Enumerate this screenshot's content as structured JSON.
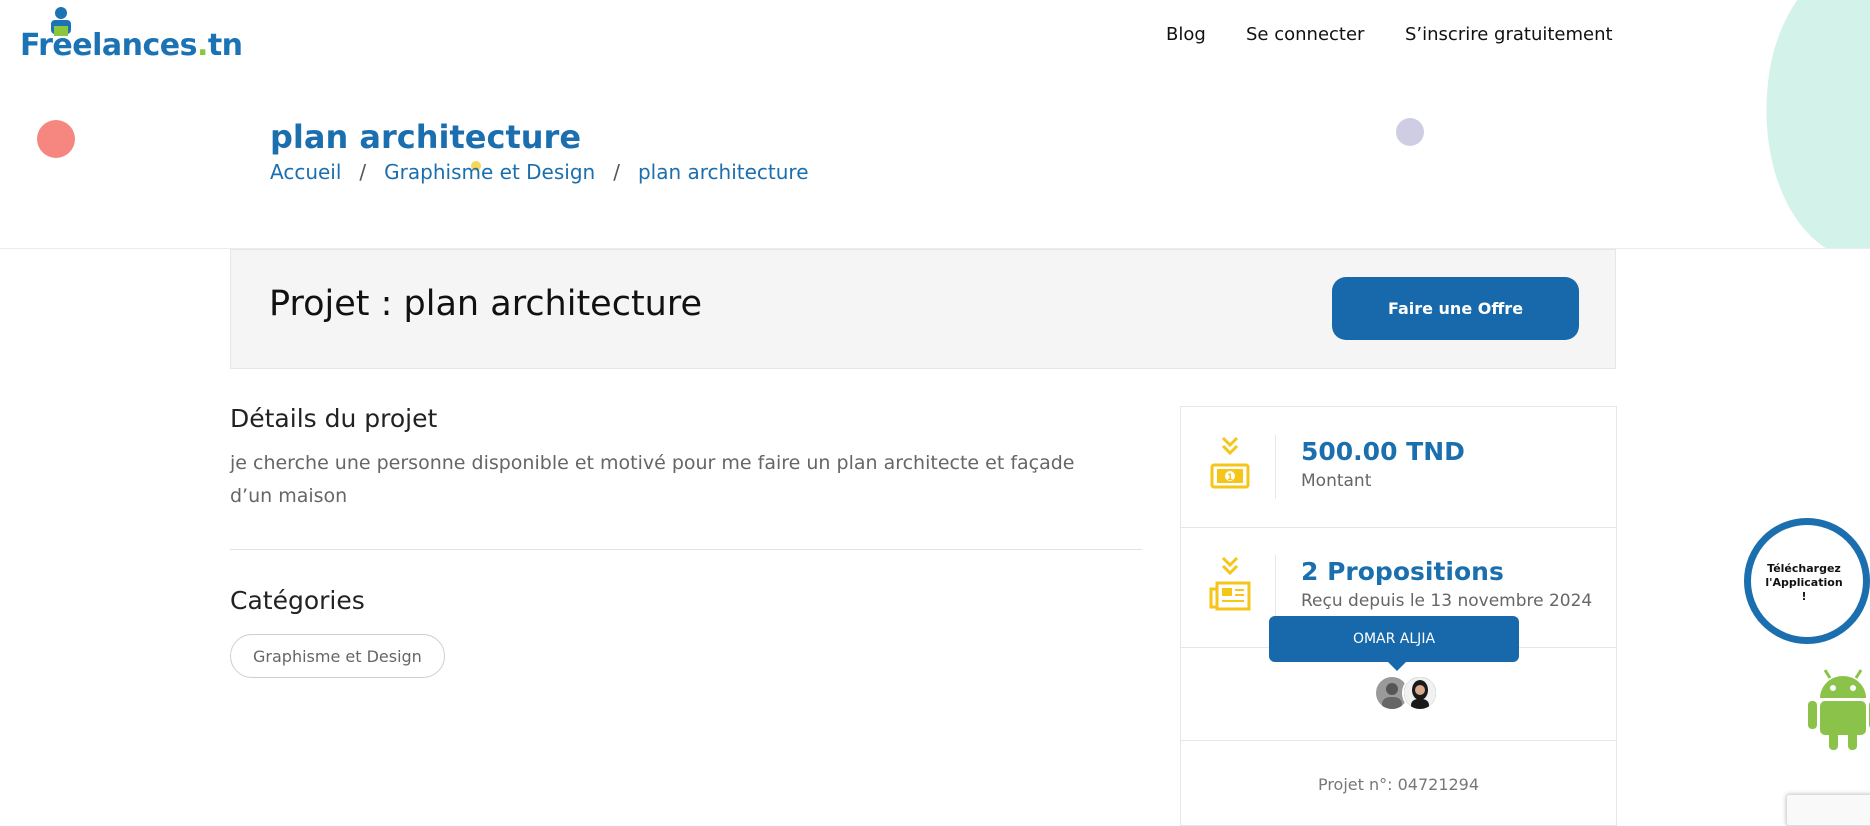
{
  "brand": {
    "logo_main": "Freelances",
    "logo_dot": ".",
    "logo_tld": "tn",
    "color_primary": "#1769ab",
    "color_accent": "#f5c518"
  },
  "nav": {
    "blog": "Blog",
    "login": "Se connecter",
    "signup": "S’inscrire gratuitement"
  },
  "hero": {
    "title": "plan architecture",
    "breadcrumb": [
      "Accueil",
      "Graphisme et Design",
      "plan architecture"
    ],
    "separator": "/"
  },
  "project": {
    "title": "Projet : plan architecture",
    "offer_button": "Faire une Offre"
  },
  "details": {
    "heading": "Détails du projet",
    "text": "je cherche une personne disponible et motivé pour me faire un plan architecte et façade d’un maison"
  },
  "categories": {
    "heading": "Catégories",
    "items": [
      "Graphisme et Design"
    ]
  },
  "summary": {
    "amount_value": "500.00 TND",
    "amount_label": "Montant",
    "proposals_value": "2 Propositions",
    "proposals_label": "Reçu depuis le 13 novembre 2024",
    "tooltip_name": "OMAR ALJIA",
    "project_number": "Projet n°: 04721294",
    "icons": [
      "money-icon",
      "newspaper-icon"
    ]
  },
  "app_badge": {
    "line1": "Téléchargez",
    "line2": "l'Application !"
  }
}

----------------------------------------

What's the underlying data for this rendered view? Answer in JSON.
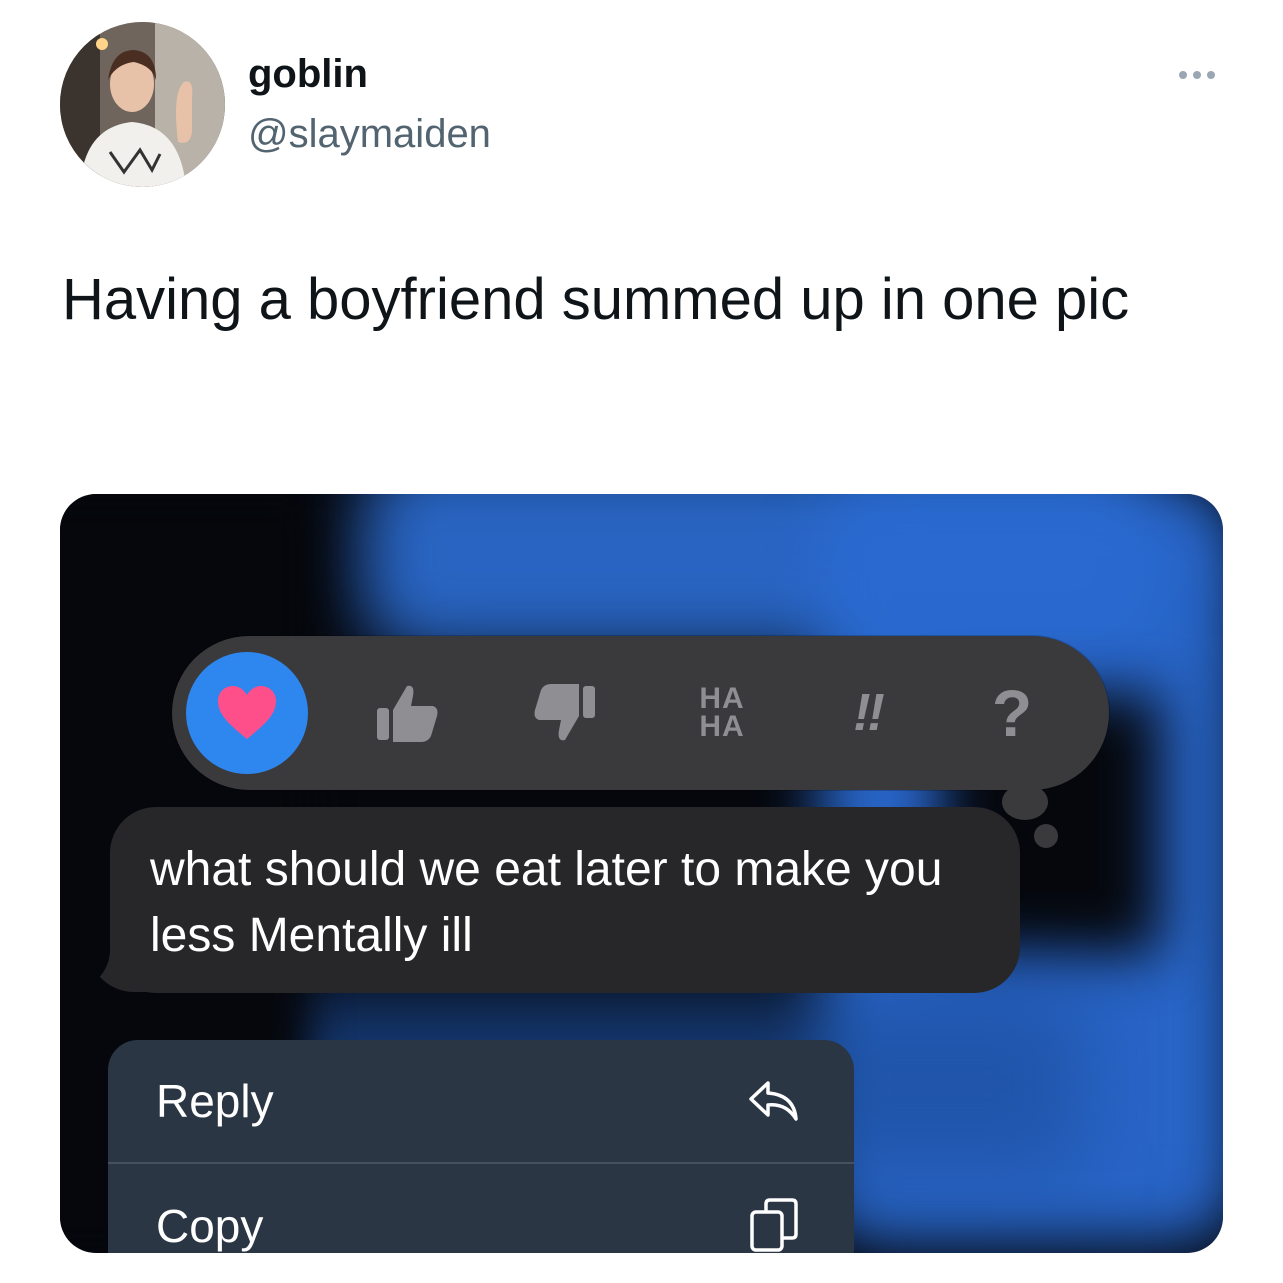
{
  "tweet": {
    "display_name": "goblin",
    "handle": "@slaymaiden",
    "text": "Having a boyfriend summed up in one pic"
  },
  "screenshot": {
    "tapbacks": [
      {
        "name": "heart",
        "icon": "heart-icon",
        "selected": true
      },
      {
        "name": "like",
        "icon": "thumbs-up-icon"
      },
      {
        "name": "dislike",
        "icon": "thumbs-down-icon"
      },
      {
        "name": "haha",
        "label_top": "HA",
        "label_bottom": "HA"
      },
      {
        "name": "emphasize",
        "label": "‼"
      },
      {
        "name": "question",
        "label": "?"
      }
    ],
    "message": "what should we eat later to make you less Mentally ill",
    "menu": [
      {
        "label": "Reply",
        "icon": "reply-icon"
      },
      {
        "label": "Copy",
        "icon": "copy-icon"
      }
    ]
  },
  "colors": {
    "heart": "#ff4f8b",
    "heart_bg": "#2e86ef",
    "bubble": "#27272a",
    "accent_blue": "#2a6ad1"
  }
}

----------------------------------------

◆ Do this:
Filter the entries and copy out every line with the word "plan".

◆ Answer for the task:
    "title": "plan architecture",
      "plan architecture"
    "title": "Projet : plan architecture",
    "text": "je cherche une personne disponible et motivé pour me faire un plan architecte et façade d’un maison"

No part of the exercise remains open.